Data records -

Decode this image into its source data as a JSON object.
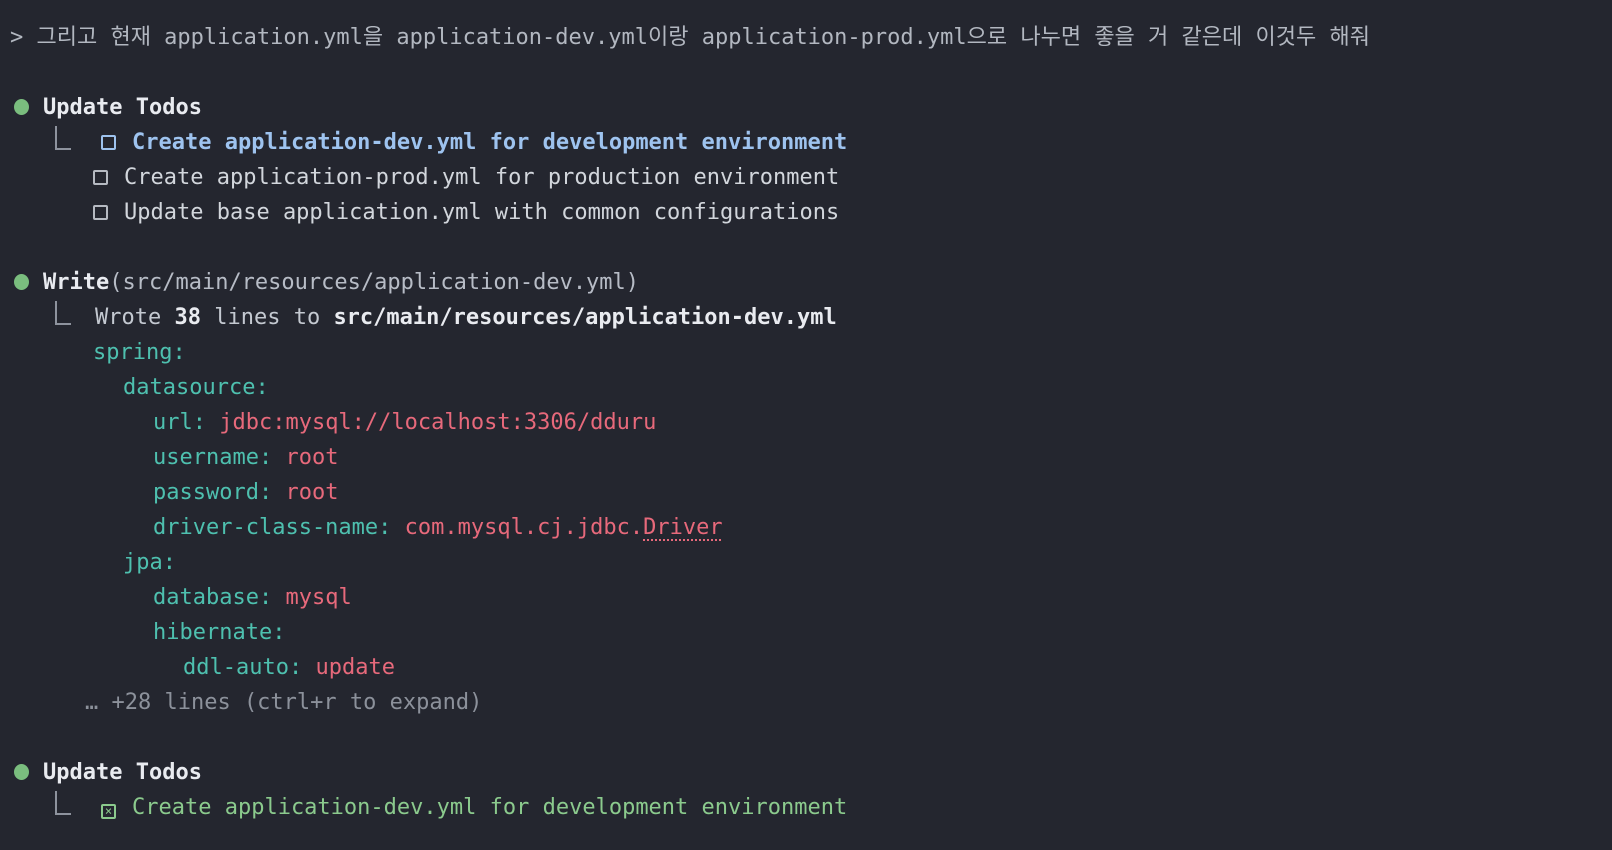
{
  "theme": {
    "colors": {
      "bg": "#24262f",
      "prompt": "#b2b7c0",
      "bright": "#e9ebf0",
      "todo": "#d2d6dc",
      "paren": "#b7bcc6",
      "result": "#c4c9d1",
      "muted": "#8e939e",
      "muted2": "#8c919b",
      "graybox": "#b6bac2",
      "green": "#7abd7e",
      "blue": "#9ec3ef",
      "teal": "#4ec0af",
      "red": "#e7697b",
      "todogreen": "#8bca8d"
    },
    "glyphs": {
      "check": "×",
      "blank": " "
    }
  },
  "terminal": {
    "lines": [
      {
        "name": "user-prompt",
        "type": "prompt",
        "indent": 10,
        "segments": [
          {
            "name": "prompt-text",
            "text": "> 그리고 현재 application.yml을 application-dev.yml이랑 application-prod.yml으로 나누면 좋을 거 같은데 이것두 해줘",
            "style": "prompt"
          }
        ]
      },
      {
        "name": "blank-line",
        "type": "blank"
      },
      {
        "name": "tool-call-update-todos",
        "type": "header",
        "indent": 14,
        "segments": [
          {
            "icon": "tool-bullet-icon",
            "style": "green"
          },
          {
            "name": "tool-name",
            "text": "Update Todos",
            "style": "bright",
            "bold": true
          }
        ]
      },
      {
        "name": "todo-item-active",
        "type": "todo-first",
        "indent": 55,
        "segments": [
          {
            "icon": "connector-icon",
            "style": "muted"
          },
          {
            "icon": "checkbox-unchecked-icon",
            "style": "blue"
          },
          {
            "name": "todo-label",
            "text": "Create application-dev.yml for development environment",
            "style": "blue",
            "bold": true
          }
        ]
      },
      {
        "name": "todo-item",
        "type": "todo",
        "indent": 93,
        "segments": [
          {
            "icon": "checkbox-unchecked-icon",
            "style": "graybox"
          },
          {
            "name": "todo-label",
            "text": "Create application-prod.yml for production environment",
            "style": "todo"
          }
        ]
      },
      {
        "name": "todo-item",
        "type": "todo",
        "indent": 93,
        "segments": [
          {
            "icon": "checkbox-unchecked-icon",
            "style": "graybox"
          },
          {
            "name": "todo-label",
            "text": "Update base application.yml with common configurations",
            "style": "todo"
          }
        ]
      },
      {
        "name": "blank-line",
        "type": "blank"
      },
      {
        "name": "tool-call-write",
        "type": "header",
        "indent": 14,
        "segments": [
          {
            "icon": "tool-bullet-icon",
            "style": "green"
          },
          {
            "name": "tool-name",
            "text": "Write",
            "style": "bright",
            "bold": true
          },
          {
            "name": "tool-args",
            "text": "(src/main/resources/application-dev.yml)",
            "style": "paren"
          }
        ]
      },
      {
        "name": "tool-result-wrote",
        "type": "result",
        "indent": 55,
        "segments": [
          {
            "icon": "connector-icon",
            "style": "muted"
          },
          {
            "name": "result-text",
            "text": "Wrote ",
            "style": "result"
          },
          {
            "name": "line-count",
            "text": "38",
            "style": "bright",
            "bold": true
          },
          {
            "name": "result-text",
            "text": " lines to ",
            "style": "result"
          },
          {
            "name": "file-path",
            "text": "src/main/resources/application-dev.yml",
            "style": "bright",
            "bold": true
          }
        ]
      },
      {
        "name": "yaml-line",
        "type": "yaml",
        "indent": 93,
        "segments": [
          {
            "name": "yaml-key",
            "text": "spring:",
            "style": "teal"
          }
        ]
      },
      {
        "name": "yaml-line",
        "type": "yaml",
        "indent": 123,
        "segments": [
          {
            "name": "yaml-key",
            "text": "datasource:",
            "style": "teal"
          }
        ]
      },
      {
        "name": "yaml-line",
        "type": "yaml",
        "indent": 153,
        "segments": [
          {
            "name": "yaml-key",
            "text": "url:",
            "style": "teal"
          },
          {
            "name": "yaml-value",
            "text": " jdbc:mysql://localhost:3306/dduru",
            "style": "red"
          }
        ]
      },
      {
        "name": "yaml-line",
        "type": "yaml",
        "indent": 153,
        "segments": [
          {
            "name": "yaml-key",
            "text": "username:",
            "style": "teal"
          },
          {
            "name": "yaml-value",
            "text": " root",
            "style": "red"
          }
        ]
      },
      {
        "name": "yaml-line",
        "type": "yaml",
        "indent": 153,
        "segments": [
          {
            "name": "yaml-key",
            "text": "password:",
            "style": "teal"
          },
          {
            "name": "yaml-value",
            "text": " root",
            "style": "red"
          }
        ]
      },
      {
        "name": "yaml-line",
        "type": "yaml",
        "indent": 153,
        "segments": [
          {
            "name": "yaml-key",
            "text": "driver-class-name:",
            "style": "teal"
          },
          {
            "name": "yaml-value",
            "text": " com.mysql.cj.jdbc.",
            "style": "red"
          },
          {
            "name": "yaml-value-misspelled",
            "text": "Driver",
            "style": "red",
            "underline": true
          }
        ]
      },
      {
        "name": "yaml-line",
        "type": "yaml",
        "indent": 123,
        "segments": [
          {
            "name": "yaml-key",
            "text": "jpa:",
            "style": "teal"
          }
        ]
      },
      {
        "name": "yaml-line",
        "type": "yaml",
        "indent": 153,
        "segments": [
          {
            "name": "yaml-key",
            "text": "database:",
            "style": "teal"
          },
          {
            "name": "yaml-value",
            "text": " mysql",
            "style": "red"
          }
        ]
      },
      {
        "name": "yaml-line",
        "type": "yaml",
        "indent": 153,
        "segments": [
          {
            "name": "yaml-key",
            "text": "hibernate:",
            "style": "teal"
          }
        ]
      },
      {
        "name": "yaml-line",
        "type": "yaml",
        "indent": 183,
        "segments": [
          {
            "name": "yaml-key",
            "text": "ddl-auto:",
            "style": "teal"
          },
          {
            "name": "yaml-value",
            "text": " update",
            "style": "red"
          }
        ]
      },
      {
        "name": "collapsed-lines-indicator",
        "type": "more",
        "indent": 85,
        "segments": [
          {
            "name": "collapsed-hint",
            "text": "… +28 lines (ctrl+r to expand)",
            "style": "muted2"
          }
        ]
      },
      {
        "name": "blank-line",
        "type": "blank"
      },
      {
        "name": "tool-call-update-todos",
        "type": "header",
        "indent": 14,
        "segments": [
          {
            "icon": "tool-bullet-icon",
            "style": "green"
          },
          {
            "name": "tool-name",
            "text": "Update Todos",
            "style": "bright",
            "bold": true
          }
        ]
      },
      {
        "name": "todo-item-completed",
        "type": "todo-first",
        "indent": 55,
        "segments": [
          {
            "icon": "connector-icon",
            "style": "muted"
          },
          {
            "icon": "checkbox-checked-icon",
            "style": "todogreen"
          },
          {
            "name": "todo-label",
            "text": "Create application-dev.yml for development environment",
            "style": "todogreen"
          }
        ]
      }
    ]
  }
}
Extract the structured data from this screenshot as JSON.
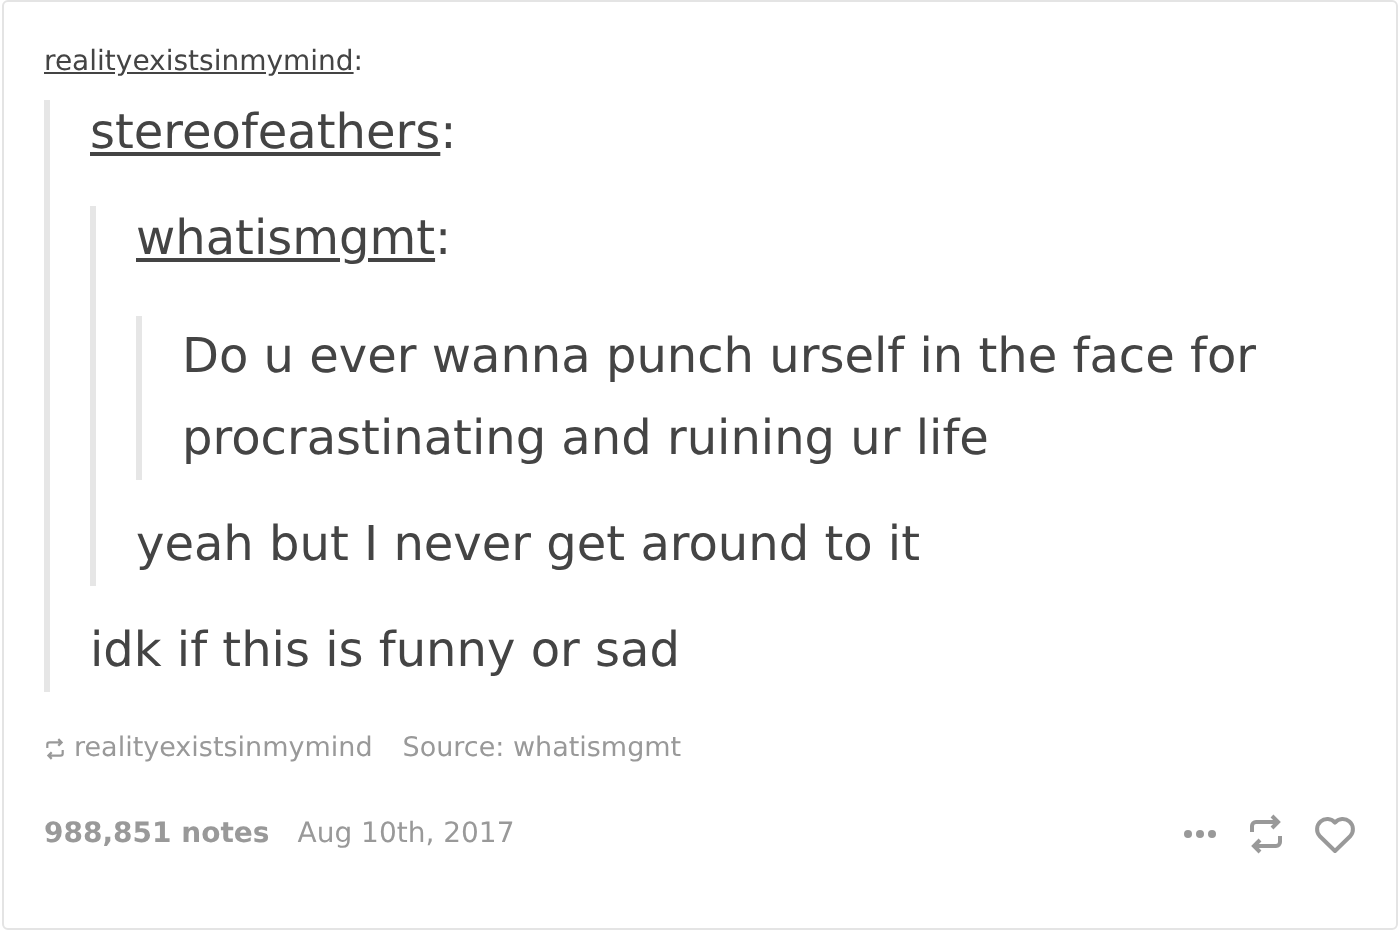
{
  "post": {
    "user": "realityexistsinmymind",
    "suffix": ":",
    "quote": {
      "user": "stereofeathers",
      "suffix": ":",
      "quote": {
        "user": "whatismgmt",
        "suffix": ":",
        "quote": {
          "body": "Do u ever wanna punch urself in the face for procrastinating and ruining ur life"
        },
        "body": "yeah but I never get around to it"
      },
      "body": "idk if this is funny or sad"
    }
  },
  "attribution": {
    "reblogged_from": "realityexistsinmymind",
    "source": "Source: whatismgmt"
  },
  "footer": {
    "notes": "988,851 notes",
    "date": "Aug 10th, 2017"
  }
}
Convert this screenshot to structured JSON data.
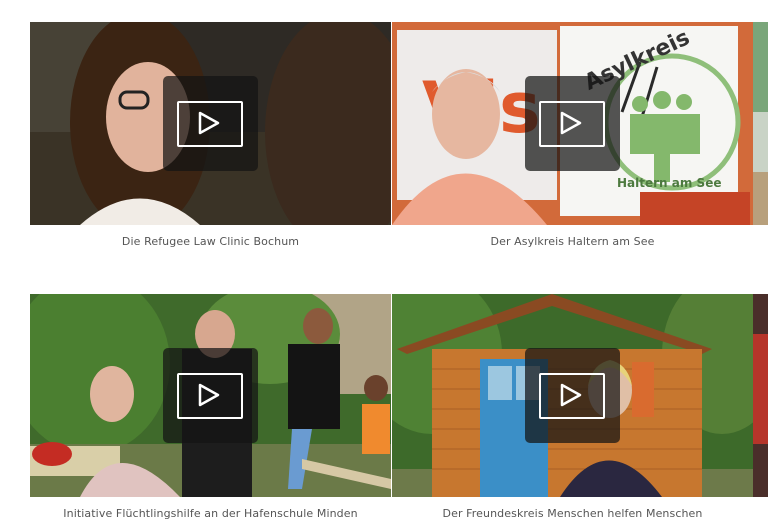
{
  "videos": [
    {
      "caption": "Die Refugee Law Clinic Bochum",
      "play_icon": "play-icon"
    },
    {
      "caption": "Der Asylkreis Haltern am See",
      "play_icon": "play-icon",
      "sign_text": "Asylkreis",
      "sign_subtext": "Haltern am See",
      "poster_text": "Vis"
    },
    {
      "caption": "Initiative Flüchtlingshilfe an der Hafenschule Minden",
      "play_icon": "play-icon"
    },
    {
      "caption": "Der Freundeskreis Menschen helfen Menschen",
      "play_icon": "play-icon"
    }
  ],
  "colors": {
    "accent": "#ffffff",
    "caption_text": "#555555",
    "play_bg": "#141414"
  }
}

Stated exercise - Your task is to collect every line above that contains the word "resources".

Exercise answer -
            "text": "(src/main/resources/application-dev.yml)",
            "text": "src/main/resources/application-dev.yml",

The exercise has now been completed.